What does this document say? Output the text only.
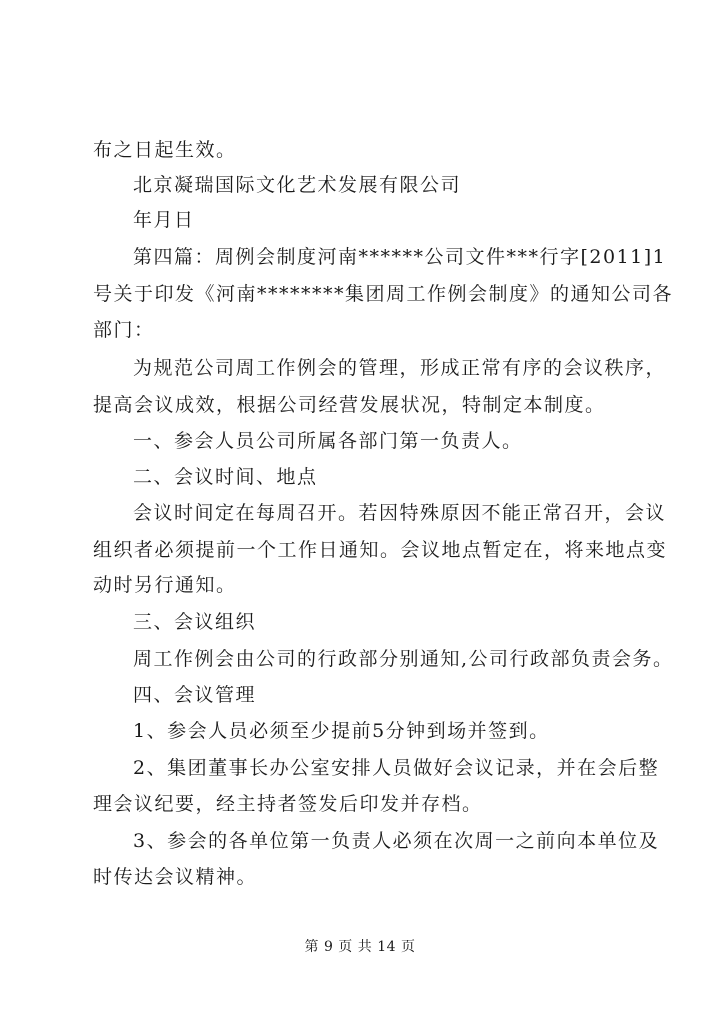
布之日起生效。
北京凝瑞国际文化艺术发展有限公司
年月日
第四篇：周例会制度河南******公司文件***行字[2011]1
号关于印发《河南********集团周工作例会制度》的通知公司各
部门：
为规范公司周工作例会的管理，形成正常有序的会议秩序，
提高会议成效，根据公司经营发展状况，特制定本制度。
一、参会人员公司所属各部门第一负责人。
二、会议时间、地点
会议时间定在每周召开。若因特殊原因不能正常召开，会议
组织者必须提前一个工作日通知。会议地点暂定在，将来地点变
动时另行通知。
三、会议组织
周工作例会由公司的行政部分别通知,公司行政部负责会务。
四、会议管理
1、参会人员必须至少提前5分钟到场并签到。
2、集团董事长办公室安排人员做好会议记录，并在会后整
理会议纪要，经主持者签发后印发并存档。
3、参会的各单位第一负责人必须在次周一之前向本单位及
时传达会议精神。
第 9 页 共 14 页
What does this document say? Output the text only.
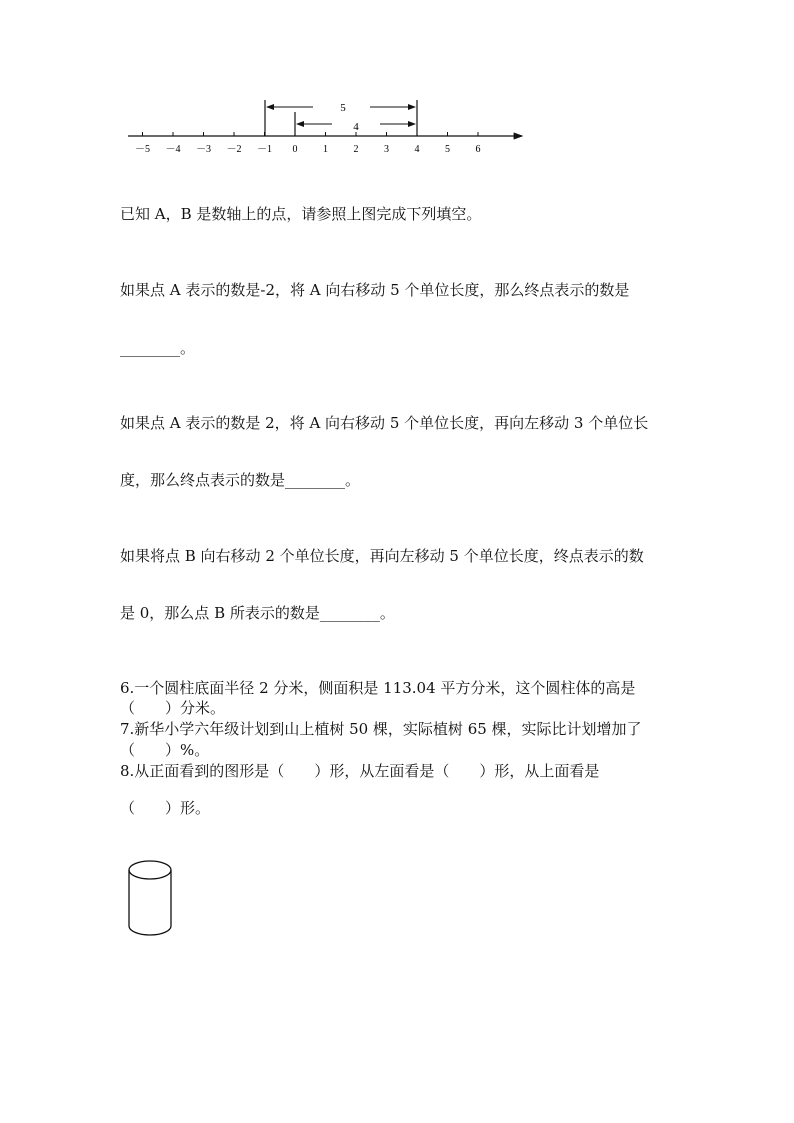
－5 －4 －3 －2 －1 0	1	2	3	4	5	6
5
4

已知 A，B 是数轴上的点，请参照上图完成下列填空。

如果点 A 表示的数是-2，将 A 向右移动 5 个单位长度，那么终点表示的数是

________。

如果点 A 表示的数是 2，将 A 向右移动 5 个单位长度，再向左移动 3 个单位长

度，那么终点表示的数是________。

如果将点 B 向右移动 2 个单位长度，再向左移动 5 个单位长度，终点表示的数

是 0，那么点 B 所表示的数是________。

6.一个圆柱底面半径 2 分米，侧面积是 113.04 平方分米，这个圆柱体的高是

（　　）分米。

7.新华小学六年级计划到山上植树 50 棵，实际植树 65 棵，实际比计划增加了

（　　）%。

8.从正面看到的图形是（　　）形，从左面看是（　　）形，从上面看是

（　　）形。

══════

Task prompt
Return every line in the listing that contains the word "个单位长度".

Response
如果点 A 表示的数是-2，将 A 向右移动 5 个单位长度，那么终点表示的数是
如果点 A 表示的数是 2，将 A 向右移动 5 个单位长度，再向左移动 3 个单位长
如果将点 B 向右移动 2 个单位长度，再向左移动 5 个单位长度，终点表示的数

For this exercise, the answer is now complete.